— YOUR OBJECTIVE —
Omit every picture and return the rest of the data unaltered.

>> start GIVEN ENTRIES

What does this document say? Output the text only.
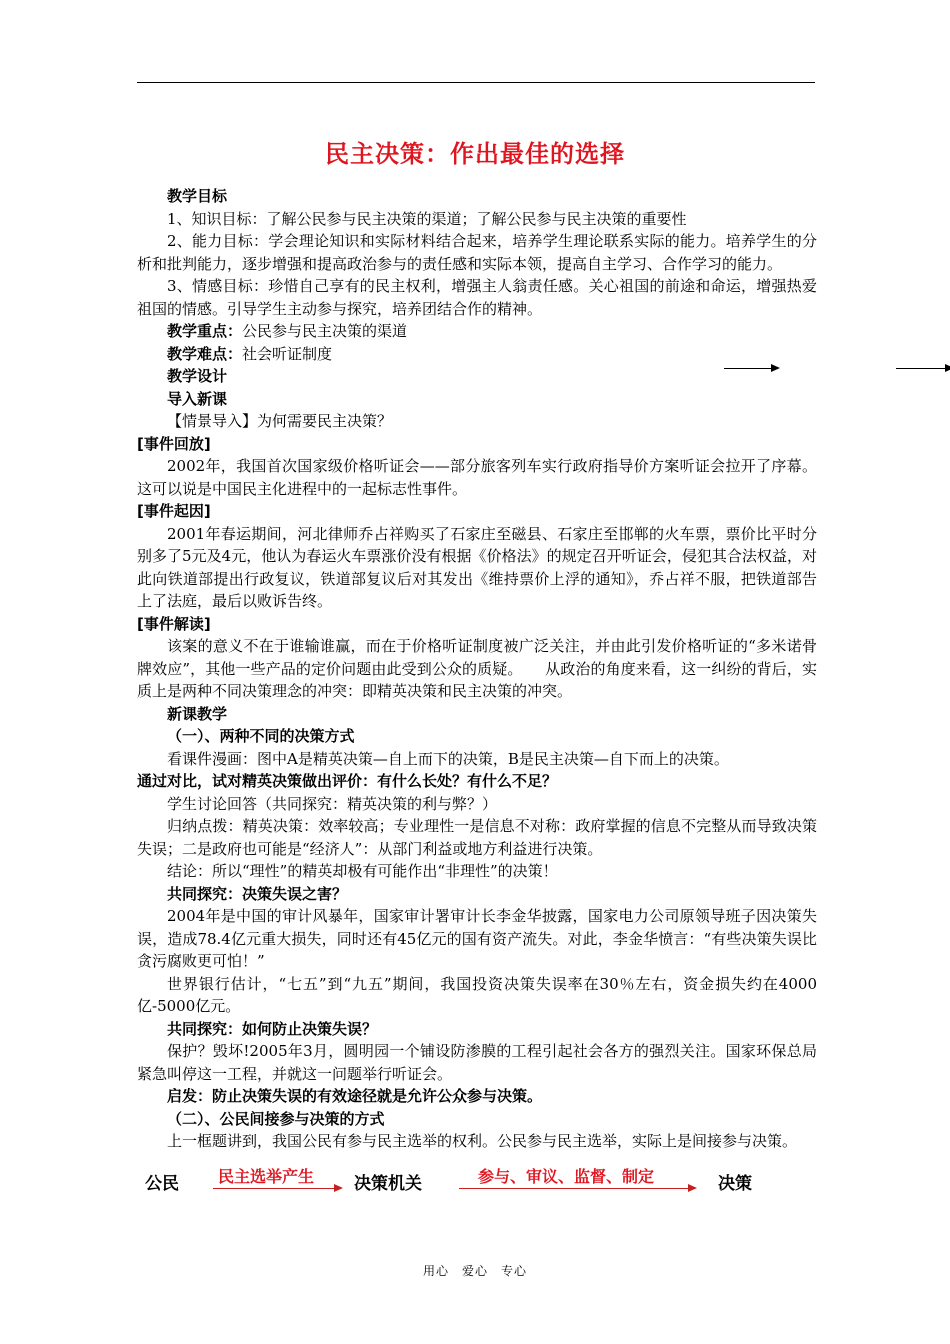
民主决策：作出最佳的选择

教学目标

1、知识目标：了解公民参与民主决策的渠道；了解公民参与民主决策的重要性

2、能力目标：学会理论知识和实际材料结合起来，培养学生理论联系实际的能力。培养学生的分析和批判能力，逐步增强和提高政治参与的责任感和实际本领，提高自主学习、合作学习的能力。

3、情感目标：珍惜自己享有的民主权利，增强主人翁责任感。关心祖国的前途和命运，增强热爱祖国的情感。引导学生主动参与探究，培养团结合作的精神。

教学重点：公民参与民主决策的渠道

教学难点：社会听证制度

教学设计

导入新课

【情景导入】为何需要民主决策？

[事件回放]

2002年，我国首次国家级价格听证会——部分旅客列车实行政府指导价方案听证会拉开了序幕。这可以说是中国民主化进程中的一起标志性事件。

[事件起因]

2001年春运期间，河北律师乔占祥购买了石家庄至磁县、石家庄至邯郸的火车票，票价比平时分别多了5元及4元，他认为春运火车票涨价没有根据《价格法》的规定召开听证会，侵犯其合法权益，对此向铁道部提出行政复议，铁道部复议后对其发出《维持票价上浮的通知》，乔占祥不服，把铁道部告上了法庭，最后以败诉告终。

[事件解读]

该案的意义不在于谁输谁赢，而在于价格听证制度被广泛关注，并由此引发价格听证的“多米诺骨牌效应”，其他一些产品的定价问题由此受到公众的质疑。　　从政治的角度来看，这一纠纷的背后，实质上是两种不同决策理念的冲突：即精英决策和民主决策的冲突。

新课教学

（一）、两种不同的决策方式

看课件漫画：图中A是精英决策—自上而下的决策，B是民主决策—自下而上的决策。

通过对比，试对精英决策做出评价：有什么长处？有什么不足？

学生讨论回答（共同探究：精英决策的利与弊？）

归纳点拨：精英决策：效率较高；专业理性一是信息不对称：政府掌握的信息不完整从而导致决策失误；二是政府也可能是“经济人”：从部门利益或地方利益进行决策。

结论：所以“理性”的精英却极有可能作出“非理性”的决策！

共同探究：决策失误之害？

2004年是中国的审计风暴年，国家审计署审计长李金华披露，国家电力公司原领导班子因决策失误，造成78.4亿元重大损失，同时还有45亿元的国有资产流失。对此，李金华愤言：“有些决策失误比贪污腐败更可怕！”

世界银行估计，“七五”到“九五”期间，我国投资决策失误率在30％左右，资金损失约在4000亿-5000亿元。

共同探究：如何防止决策失误？

保护？毁坏!2005年3月，圆明园一个铺设防渗膜的工程引起社会各方的强烈关注。国家环保总局紧急叫停这一工程，并就这一问题举行听证会。

启发：防止决策失误的有效途径就是允许公众参与决策。

（二）、公民间接参与决策的方式

上一框题讲到，我国公民有参与民主选举的权利。公民参与民主选举，实际上是间接参与决策。

公民 民主选举产生 决策机关	参与、审议、监督、制定	决策
用心　爱心　专心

>> end GIVEN ENTRIES

— ANSWER TO THE TASK —
What does this document say? Output the text only.
民主决策：作出最佳的选择

教学目标

1、知识目标：了解公民参与民主决策的渠道；了解公民参与民主决策的重要性

2、能力目标：学会理论知识和实际材料结合起来，培养学生理论联系实际的能力。培养学生的分析和批判能力，逐步增强和提高政治参与的责任感和实际本领，提高自主学习、合作学习的能力。

3、情感目标：珍惜自己享有的民主权利，增强主人翁责任感。关心祖国的前途和命运，增强热爱祖国的情感。引导学生主动参与探究，培养团结合作的精神。

教学重点：公民参与民主决策的渠道

教学难点：社会听证制度

教学设计

导入新课

【情景导入】为何需要民主决策？

[事件回放]

2002年，我国首次国家级价格听证会——部分旅客列车实行政府指导价方案听证会拉开了序幕。这可以说是中国民主化进程中的一起标志性事件。

[事件起因]

2001年春运期间，河北律师乔占祥购买了石家庄至磁县、石家庄至邯郸的火车票，票价比平时分别多了5元及4元，他认为春运火车票涨价没有根据《价格法》的规定召开听证会，侵犯其合法权益，对此向铁道部提出行政复议，铁道部复议后对其发出《维持票价上浮的通知》，乔占祥不服，把铁道部告上了法庭，最后以败诉告终。

[事件解读]

该案的意义不在于谁输谁赢，而在于价格听证制度被广泛关注，并由此引发价格听证的“多米诺骨牌效应”，其他一些产品的定价问题由此受到公众的质疑。　　从政治的角度来看，这一纠纷的背后，实质上是两种不同决策理念的冲突：即精英决策和民主决策的冲突。

新课教学

（一）、两种不同的决策方式

看课件漫画：图中A是精英决策—自上而下的决策，B是民主决策—自下而上的决策。

通过对比，试对精英决策做出评价：有什么长处？有什么不足？

学生讨论回答（共同探究：精英决策的利与弊？）

归纳点拨：精英决策：效率较高；专业理性一是信息不对称：政府掌握的信息不完整从而导致决策失误；二是政府也可能是“经济人”：从部门利益或地方利益进行决策。

结论：所以“理性”的精英却极有可能作出“非理性”的决策！

共同探究：决策失误之害？

2004年是中国的审计风暴年，国家审计署审计长李金华披露，国家电力公司原领导班子因决策失误，造成78.4亿元重大损失，同时还有45亿元的国有资产流失。对此，李金华愤言：“有些决策失误比贪污腐败更可怕！”

世界银行估计，“七五”到“九五”期间，我国投资决策失误率在30％左右，资金损失约在4000亿-5000亿元。

共同探究：如何防止决策失误？

保护？毁坏!2005年3月，圆明园一个铺设防渗膜的工程引起社会各方的强烈关注。国家环保总局紧急叫停这一工程，并就这一问题举行听证会。

启发：防止决策失误的有效途径就是允许公众参与决策。

（二）、公民间接参与决策的方式

上一框题讲到，我国公民有参与民主选举的权利。公民参与民主选举，实际上是间接参与决策。

公民 民主选举产生 决策机关	参与、审议、监督、制定	决策
用心　爱心　专心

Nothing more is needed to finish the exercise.